**RECORD EXTRACTS:**
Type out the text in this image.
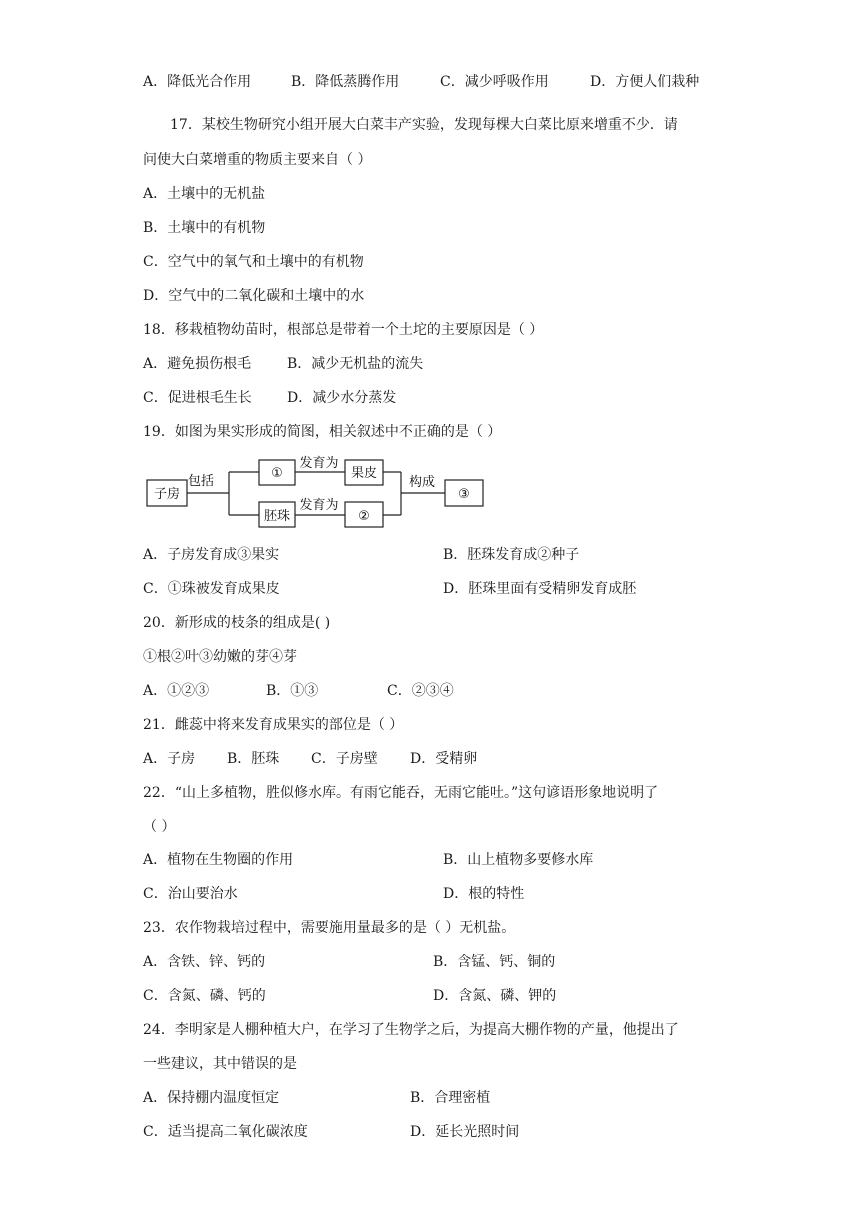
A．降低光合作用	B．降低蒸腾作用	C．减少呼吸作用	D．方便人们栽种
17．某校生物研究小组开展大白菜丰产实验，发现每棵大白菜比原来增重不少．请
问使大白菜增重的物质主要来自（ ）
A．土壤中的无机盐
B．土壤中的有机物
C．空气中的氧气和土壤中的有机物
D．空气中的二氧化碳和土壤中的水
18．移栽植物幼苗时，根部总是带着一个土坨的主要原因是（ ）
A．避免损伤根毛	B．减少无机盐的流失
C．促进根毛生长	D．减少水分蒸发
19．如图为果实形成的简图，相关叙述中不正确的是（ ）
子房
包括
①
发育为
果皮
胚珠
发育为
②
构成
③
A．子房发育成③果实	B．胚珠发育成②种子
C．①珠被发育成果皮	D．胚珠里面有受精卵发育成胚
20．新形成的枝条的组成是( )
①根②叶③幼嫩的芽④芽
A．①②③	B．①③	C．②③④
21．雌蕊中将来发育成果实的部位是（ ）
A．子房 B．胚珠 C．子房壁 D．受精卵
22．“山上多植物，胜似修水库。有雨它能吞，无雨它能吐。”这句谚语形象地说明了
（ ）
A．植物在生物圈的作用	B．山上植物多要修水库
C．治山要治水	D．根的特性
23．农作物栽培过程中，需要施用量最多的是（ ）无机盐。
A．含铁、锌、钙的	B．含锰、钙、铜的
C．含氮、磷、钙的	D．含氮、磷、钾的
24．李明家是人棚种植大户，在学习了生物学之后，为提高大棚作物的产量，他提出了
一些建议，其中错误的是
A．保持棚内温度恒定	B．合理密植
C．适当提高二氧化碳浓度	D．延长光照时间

**WHAT THE EXERCISE ASKS:**
Go through the listing above and quote it exactly, apart from its images.

**ANSWER:**
Type out the text in this image.
A．降低光合作用	B．降低蒸腾作用	C．减少呼吸作用	D．方便人们栽种
17．某校生物研究小组开展大白菜丰产实验，发现每棵大白菜比原来增重不少．请
问使大白菜增重的物质主要来自（ ）
A．土壤中的无机盐
B．土壤中的有机物
C．空气中的氧气和土壤中的有机物
D．空气中的二氧化碳和土壤中的水
18．移栽植物幼苗时，根部总是带着一个土坨的主要原因是（ ）
A．避免损伤根毛	B．减少无机盐的流失
C．促进根毛生长	D．减少水分蒸发
19．如图为果实形成的简图，相关叙述中不正确的是（ ）
子房
包括
①
发育为
果皮
胚珠
发育为
②
构成
③
A．子房发育成③果实	B．胚珠发育成②种子
C．①珠被发育成果皮	D．胚珠里面有受精卵发育成胚
20．新形成的枝条的组成是( )
①根②叶③幼嫩的芽④芽
A．①②③	B．①③	C．②③④
21．雌蕊中将来发育成果实的部位是（ ）
A．子房 B．胚珠 C．子房壁 D．受精卵
22．“山上多植物，胜似修水库。有雨它能吞，无雨它能吐。”这句谚语形象地说明了
（ ）
A．植物在生物圈的作用	B．山上植物多要修水库
C．治山要治水	D．根的特性
23．农作物栽培过程中，需要施用量最多的是（ ）无机盐。
A．含铁、锌、钙的	B．含锰、钙、铜的
C．含氮、磷、钙的	D．含氮、磷、钾的
24．李明家是人棚种植大户，在学习了生物学之后，为提高大棚作物的产量，他提出了
一些建议，其中错误的是
A．保持棚内温度恒定	B．合理密植
C．适当提高二氧化碳浓度	D．延长光照时间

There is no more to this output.